>> Begin
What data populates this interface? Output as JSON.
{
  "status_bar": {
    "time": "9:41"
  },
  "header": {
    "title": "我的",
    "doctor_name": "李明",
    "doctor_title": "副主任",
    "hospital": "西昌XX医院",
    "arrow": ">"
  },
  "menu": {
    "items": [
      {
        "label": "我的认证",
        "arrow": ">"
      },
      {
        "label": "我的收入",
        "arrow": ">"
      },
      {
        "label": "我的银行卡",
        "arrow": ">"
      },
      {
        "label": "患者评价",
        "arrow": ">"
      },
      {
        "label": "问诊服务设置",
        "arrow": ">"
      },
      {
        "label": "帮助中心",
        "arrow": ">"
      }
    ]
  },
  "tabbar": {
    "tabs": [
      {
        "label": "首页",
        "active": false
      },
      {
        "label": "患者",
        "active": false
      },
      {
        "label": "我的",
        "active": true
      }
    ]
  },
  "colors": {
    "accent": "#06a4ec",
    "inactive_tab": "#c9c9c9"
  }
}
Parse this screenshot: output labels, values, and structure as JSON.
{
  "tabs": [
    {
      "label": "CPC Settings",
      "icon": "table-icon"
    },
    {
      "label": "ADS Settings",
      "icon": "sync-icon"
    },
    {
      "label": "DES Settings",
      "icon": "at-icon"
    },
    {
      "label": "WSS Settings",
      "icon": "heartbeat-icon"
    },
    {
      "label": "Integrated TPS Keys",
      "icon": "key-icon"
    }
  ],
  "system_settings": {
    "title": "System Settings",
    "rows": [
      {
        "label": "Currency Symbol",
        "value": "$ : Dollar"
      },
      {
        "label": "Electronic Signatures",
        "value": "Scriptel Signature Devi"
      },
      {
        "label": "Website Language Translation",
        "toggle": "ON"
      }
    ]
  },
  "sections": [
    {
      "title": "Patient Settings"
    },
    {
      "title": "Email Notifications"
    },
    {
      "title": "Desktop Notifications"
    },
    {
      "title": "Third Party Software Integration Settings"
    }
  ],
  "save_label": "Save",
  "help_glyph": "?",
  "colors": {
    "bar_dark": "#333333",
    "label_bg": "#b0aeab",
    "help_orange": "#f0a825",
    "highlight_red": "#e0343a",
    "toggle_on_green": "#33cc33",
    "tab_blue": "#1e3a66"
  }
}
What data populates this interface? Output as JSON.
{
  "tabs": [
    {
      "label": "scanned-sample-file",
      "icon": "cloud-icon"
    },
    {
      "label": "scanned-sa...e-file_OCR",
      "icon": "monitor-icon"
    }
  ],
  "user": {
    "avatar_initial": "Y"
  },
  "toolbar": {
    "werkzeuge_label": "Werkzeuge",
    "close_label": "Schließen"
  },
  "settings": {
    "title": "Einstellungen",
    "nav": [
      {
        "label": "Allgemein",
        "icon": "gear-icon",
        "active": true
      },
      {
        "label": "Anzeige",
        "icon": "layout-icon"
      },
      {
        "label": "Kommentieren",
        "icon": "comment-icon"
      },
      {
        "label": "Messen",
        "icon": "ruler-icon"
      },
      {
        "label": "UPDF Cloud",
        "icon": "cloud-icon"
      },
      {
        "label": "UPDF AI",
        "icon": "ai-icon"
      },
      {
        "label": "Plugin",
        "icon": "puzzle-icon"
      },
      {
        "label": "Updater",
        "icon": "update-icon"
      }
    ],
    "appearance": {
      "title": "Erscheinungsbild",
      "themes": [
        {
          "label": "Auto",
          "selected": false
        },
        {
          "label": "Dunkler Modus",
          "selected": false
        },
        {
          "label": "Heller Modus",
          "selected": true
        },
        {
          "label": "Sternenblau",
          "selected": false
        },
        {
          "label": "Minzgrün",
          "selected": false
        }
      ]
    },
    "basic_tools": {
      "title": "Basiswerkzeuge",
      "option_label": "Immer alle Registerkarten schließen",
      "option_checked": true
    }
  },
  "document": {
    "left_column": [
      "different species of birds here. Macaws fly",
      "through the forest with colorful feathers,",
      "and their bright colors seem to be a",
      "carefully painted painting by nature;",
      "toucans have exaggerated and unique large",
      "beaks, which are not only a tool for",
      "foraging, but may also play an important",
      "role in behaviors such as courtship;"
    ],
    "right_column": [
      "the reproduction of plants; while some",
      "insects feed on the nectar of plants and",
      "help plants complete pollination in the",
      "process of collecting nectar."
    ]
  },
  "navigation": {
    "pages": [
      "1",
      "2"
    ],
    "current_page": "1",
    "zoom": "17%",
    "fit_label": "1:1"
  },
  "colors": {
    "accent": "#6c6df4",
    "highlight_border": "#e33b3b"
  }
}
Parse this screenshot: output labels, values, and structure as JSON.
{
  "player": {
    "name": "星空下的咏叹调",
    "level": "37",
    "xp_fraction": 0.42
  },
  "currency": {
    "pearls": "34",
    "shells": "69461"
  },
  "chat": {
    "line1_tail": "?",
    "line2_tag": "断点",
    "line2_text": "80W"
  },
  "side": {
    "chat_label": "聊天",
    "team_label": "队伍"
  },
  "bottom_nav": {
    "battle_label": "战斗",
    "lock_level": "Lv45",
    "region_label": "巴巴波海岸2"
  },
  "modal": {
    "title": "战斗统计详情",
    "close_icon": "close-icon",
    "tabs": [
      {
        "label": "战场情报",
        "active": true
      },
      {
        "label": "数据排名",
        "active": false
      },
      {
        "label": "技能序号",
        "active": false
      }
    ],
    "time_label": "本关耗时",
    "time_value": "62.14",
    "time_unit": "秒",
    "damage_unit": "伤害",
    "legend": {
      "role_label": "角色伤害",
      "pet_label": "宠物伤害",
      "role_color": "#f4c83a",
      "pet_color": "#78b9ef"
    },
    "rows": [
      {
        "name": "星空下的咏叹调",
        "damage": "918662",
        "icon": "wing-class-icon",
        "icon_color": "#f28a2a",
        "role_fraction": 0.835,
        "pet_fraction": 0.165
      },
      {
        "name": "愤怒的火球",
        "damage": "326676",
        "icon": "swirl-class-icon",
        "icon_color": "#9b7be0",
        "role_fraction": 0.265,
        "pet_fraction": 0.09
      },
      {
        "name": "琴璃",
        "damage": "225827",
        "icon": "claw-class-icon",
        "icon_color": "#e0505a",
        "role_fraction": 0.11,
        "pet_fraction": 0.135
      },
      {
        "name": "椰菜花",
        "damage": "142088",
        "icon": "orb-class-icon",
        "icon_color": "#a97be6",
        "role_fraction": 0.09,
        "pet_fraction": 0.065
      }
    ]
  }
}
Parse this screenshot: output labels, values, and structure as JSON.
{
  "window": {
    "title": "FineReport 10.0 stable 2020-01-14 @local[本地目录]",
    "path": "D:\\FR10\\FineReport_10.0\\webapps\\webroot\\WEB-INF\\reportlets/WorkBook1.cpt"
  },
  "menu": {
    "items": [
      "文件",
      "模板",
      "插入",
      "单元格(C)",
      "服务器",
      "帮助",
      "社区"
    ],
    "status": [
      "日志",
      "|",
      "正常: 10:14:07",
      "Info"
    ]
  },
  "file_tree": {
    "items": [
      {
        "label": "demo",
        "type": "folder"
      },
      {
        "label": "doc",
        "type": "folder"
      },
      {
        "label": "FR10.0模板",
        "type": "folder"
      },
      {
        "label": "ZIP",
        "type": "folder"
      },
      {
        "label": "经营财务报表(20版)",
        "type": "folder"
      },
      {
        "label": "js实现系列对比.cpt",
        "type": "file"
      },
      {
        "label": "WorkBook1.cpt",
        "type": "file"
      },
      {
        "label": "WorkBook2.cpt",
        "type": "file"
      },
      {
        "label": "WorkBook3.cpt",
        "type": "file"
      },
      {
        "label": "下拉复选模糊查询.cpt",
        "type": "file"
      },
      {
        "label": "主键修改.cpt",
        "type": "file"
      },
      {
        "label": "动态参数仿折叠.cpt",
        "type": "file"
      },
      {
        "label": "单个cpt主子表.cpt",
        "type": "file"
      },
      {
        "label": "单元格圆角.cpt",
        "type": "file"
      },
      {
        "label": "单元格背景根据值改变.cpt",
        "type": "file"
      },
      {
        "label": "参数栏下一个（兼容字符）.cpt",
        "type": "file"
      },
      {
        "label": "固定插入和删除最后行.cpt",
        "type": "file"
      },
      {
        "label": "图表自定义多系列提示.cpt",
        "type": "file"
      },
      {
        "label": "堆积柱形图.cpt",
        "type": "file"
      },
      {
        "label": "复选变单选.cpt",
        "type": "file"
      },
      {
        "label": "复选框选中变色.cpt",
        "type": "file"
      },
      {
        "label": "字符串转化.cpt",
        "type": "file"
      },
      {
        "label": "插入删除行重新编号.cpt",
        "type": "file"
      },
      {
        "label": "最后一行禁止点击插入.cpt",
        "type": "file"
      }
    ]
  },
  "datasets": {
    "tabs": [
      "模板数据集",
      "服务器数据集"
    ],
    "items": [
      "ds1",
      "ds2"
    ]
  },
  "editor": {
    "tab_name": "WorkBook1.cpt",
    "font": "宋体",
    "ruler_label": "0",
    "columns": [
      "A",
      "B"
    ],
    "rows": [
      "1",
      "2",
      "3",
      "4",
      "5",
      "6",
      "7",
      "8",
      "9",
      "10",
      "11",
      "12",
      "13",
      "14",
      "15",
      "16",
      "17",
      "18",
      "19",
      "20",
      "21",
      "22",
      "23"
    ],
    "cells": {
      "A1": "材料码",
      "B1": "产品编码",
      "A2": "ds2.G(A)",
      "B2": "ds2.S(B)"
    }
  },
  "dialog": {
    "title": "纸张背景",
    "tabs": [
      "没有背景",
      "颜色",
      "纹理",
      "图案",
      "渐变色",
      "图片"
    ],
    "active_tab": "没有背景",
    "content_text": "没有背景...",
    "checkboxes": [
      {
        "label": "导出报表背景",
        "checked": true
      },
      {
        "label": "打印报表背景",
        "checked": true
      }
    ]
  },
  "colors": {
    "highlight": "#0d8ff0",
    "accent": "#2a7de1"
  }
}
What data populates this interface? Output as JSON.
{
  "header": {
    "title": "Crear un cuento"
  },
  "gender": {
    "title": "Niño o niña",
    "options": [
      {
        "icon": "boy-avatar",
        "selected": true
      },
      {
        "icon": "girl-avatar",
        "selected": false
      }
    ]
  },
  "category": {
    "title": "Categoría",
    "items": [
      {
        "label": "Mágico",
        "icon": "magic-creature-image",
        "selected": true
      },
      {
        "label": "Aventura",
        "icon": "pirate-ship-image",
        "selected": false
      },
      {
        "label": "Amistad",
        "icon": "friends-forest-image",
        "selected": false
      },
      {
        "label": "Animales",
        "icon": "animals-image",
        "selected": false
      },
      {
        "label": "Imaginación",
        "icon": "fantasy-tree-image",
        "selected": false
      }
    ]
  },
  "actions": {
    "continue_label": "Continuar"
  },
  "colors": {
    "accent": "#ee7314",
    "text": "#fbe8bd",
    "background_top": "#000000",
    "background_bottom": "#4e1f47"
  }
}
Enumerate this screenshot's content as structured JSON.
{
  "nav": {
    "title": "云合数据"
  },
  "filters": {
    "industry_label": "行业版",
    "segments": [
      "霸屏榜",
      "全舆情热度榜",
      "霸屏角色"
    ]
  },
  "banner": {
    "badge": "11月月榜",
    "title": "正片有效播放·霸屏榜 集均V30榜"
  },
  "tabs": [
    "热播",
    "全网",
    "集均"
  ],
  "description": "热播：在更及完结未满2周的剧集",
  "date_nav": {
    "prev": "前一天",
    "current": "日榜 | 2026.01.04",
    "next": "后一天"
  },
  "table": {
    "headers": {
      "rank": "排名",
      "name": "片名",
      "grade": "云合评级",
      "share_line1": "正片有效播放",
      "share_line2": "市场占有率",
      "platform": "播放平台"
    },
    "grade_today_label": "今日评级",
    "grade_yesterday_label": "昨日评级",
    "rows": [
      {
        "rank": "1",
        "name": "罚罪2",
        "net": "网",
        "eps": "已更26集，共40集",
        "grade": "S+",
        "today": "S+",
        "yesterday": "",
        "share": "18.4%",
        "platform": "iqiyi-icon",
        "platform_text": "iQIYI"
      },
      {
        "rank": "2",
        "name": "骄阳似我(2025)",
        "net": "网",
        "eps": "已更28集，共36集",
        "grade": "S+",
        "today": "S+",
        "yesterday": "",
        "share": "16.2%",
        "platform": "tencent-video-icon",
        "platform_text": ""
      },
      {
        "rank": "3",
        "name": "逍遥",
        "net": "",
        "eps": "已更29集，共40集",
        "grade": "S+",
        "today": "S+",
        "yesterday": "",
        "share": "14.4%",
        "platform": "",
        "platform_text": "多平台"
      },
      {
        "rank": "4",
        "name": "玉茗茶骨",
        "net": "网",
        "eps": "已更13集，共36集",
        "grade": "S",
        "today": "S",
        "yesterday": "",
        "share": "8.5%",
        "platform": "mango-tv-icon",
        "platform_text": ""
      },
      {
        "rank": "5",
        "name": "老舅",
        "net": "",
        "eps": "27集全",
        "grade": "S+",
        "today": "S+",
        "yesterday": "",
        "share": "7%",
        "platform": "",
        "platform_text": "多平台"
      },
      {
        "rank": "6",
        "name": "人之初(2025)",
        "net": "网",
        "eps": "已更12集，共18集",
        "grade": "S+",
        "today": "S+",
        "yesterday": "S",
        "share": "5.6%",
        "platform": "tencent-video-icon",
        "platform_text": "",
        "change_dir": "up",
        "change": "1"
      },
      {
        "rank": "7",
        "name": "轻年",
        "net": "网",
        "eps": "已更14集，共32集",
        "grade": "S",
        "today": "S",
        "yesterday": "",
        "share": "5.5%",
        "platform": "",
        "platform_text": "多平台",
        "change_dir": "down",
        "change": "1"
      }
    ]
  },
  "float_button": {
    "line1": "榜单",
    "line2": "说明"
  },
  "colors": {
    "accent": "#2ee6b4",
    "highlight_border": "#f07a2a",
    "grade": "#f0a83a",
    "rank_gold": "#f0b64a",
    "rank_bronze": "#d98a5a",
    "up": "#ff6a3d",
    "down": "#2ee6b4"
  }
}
>> End
Aim:
Pull out all lines containing the word "class" from the entries above.

Finished task:
        "icon": "wing-class-icon",
        "icon": "swirl-class-icon",
        "icon": "claw-class-icon",
        "icon": "orb-class-icon",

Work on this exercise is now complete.